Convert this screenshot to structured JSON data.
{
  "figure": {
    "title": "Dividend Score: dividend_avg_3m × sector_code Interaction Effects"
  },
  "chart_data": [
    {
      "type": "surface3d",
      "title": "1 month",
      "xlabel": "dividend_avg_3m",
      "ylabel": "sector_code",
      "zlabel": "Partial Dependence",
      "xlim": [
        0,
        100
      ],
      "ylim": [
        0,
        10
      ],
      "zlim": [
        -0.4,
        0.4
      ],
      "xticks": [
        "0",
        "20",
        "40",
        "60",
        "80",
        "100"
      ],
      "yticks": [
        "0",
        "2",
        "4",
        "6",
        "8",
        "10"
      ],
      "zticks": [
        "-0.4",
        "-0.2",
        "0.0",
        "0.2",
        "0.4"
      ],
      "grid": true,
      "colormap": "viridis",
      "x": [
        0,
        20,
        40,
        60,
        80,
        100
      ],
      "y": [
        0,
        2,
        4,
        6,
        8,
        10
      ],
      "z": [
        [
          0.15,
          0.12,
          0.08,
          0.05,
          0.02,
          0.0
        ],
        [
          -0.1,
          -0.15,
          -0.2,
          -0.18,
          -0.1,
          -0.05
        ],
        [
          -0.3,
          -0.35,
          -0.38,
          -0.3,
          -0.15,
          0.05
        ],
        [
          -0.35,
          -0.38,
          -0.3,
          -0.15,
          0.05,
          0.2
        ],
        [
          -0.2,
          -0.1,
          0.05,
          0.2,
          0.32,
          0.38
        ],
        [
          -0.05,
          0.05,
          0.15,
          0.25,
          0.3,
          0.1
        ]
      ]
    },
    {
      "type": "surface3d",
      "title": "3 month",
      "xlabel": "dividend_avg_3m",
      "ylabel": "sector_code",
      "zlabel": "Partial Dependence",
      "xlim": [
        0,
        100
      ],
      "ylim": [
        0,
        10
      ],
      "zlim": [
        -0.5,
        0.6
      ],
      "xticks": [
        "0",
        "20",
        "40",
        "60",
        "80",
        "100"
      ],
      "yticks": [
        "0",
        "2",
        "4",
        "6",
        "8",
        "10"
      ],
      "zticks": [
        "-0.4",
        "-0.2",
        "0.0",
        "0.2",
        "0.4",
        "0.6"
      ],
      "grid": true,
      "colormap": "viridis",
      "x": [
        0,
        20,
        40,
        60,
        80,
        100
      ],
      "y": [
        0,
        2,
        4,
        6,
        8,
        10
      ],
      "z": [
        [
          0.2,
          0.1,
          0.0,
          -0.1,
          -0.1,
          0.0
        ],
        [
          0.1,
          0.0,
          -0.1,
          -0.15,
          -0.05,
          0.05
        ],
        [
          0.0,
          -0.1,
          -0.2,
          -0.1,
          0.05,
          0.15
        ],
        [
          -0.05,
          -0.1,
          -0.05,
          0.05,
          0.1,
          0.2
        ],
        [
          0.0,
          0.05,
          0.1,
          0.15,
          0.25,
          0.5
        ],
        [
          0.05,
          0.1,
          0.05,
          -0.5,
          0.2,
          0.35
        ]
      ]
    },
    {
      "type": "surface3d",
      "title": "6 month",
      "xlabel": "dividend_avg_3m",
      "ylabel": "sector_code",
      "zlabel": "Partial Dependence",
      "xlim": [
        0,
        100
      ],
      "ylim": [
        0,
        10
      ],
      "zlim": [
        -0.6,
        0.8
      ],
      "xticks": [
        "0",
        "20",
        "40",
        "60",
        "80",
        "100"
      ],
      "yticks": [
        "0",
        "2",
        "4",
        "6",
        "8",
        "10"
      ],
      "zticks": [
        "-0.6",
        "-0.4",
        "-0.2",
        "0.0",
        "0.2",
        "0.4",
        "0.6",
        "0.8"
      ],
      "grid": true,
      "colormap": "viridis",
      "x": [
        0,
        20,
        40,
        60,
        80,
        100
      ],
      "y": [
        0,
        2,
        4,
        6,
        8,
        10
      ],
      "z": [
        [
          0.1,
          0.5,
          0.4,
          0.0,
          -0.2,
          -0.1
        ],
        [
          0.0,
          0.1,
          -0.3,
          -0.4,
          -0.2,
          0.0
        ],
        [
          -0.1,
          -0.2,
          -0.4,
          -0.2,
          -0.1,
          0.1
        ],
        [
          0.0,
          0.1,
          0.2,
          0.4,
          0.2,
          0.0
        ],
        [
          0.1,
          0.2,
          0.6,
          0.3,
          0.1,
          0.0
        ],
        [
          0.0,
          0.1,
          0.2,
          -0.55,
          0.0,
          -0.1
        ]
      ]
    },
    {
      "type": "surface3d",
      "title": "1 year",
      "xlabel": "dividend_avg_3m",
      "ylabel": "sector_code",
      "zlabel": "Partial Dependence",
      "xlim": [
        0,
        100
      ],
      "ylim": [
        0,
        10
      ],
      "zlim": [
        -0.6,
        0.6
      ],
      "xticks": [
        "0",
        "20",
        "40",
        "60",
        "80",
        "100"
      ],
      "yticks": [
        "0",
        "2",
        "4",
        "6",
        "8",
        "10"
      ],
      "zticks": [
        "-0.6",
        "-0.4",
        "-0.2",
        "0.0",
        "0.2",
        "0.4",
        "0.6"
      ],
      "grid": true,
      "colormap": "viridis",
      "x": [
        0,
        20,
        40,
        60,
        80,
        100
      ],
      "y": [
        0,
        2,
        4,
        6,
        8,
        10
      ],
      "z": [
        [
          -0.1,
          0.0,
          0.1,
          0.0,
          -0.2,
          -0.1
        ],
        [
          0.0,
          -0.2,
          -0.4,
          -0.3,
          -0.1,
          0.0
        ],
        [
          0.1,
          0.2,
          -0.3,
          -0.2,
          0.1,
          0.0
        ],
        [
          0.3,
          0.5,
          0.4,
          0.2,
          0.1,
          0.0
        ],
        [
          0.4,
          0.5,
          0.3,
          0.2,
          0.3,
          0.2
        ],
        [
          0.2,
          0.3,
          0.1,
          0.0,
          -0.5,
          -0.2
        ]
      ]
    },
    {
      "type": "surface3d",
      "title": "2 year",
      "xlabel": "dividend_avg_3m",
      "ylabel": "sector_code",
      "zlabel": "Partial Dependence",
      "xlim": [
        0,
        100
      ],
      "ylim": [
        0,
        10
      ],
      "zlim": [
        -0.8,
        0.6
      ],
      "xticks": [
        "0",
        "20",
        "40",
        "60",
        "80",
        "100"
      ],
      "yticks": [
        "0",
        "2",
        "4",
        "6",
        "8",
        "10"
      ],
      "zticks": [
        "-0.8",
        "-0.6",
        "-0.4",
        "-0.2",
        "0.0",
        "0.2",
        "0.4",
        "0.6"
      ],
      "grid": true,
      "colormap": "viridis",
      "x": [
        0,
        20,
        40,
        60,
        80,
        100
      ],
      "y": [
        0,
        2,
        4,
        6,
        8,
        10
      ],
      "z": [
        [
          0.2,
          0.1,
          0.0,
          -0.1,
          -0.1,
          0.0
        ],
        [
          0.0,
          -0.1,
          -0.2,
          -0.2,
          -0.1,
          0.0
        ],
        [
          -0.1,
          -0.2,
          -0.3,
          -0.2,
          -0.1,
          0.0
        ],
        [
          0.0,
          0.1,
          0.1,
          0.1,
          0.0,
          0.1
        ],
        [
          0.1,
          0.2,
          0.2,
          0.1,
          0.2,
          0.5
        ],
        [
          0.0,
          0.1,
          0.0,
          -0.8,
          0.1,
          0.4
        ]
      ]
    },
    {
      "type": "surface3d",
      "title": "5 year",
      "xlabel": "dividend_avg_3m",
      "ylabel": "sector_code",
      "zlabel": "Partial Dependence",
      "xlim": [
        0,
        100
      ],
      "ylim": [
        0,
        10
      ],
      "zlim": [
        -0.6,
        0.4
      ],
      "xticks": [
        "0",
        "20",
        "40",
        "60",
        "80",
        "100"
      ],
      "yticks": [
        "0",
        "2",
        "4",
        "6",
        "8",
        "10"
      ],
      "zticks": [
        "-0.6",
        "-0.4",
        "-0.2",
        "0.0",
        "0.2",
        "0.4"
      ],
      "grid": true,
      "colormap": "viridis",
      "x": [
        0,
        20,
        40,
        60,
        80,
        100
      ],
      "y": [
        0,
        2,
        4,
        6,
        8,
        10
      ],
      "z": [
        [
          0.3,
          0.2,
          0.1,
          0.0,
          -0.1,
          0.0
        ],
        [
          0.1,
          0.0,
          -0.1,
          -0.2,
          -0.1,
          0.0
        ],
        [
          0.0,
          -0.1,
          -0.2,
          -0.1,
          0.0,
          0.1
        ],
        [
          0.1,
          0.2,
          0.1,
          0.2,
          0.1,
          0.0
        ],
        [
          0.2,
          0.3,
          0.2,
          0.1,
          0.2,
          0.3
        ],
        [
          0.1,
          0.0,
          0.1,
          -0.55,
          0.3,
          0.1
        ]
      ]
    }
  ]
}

----------------

What you are asked to do: Show every line from the entries above in which "year" appears.

The solution:
      "title": "1 year",
      "title": "2 year",
      "title": "5 year",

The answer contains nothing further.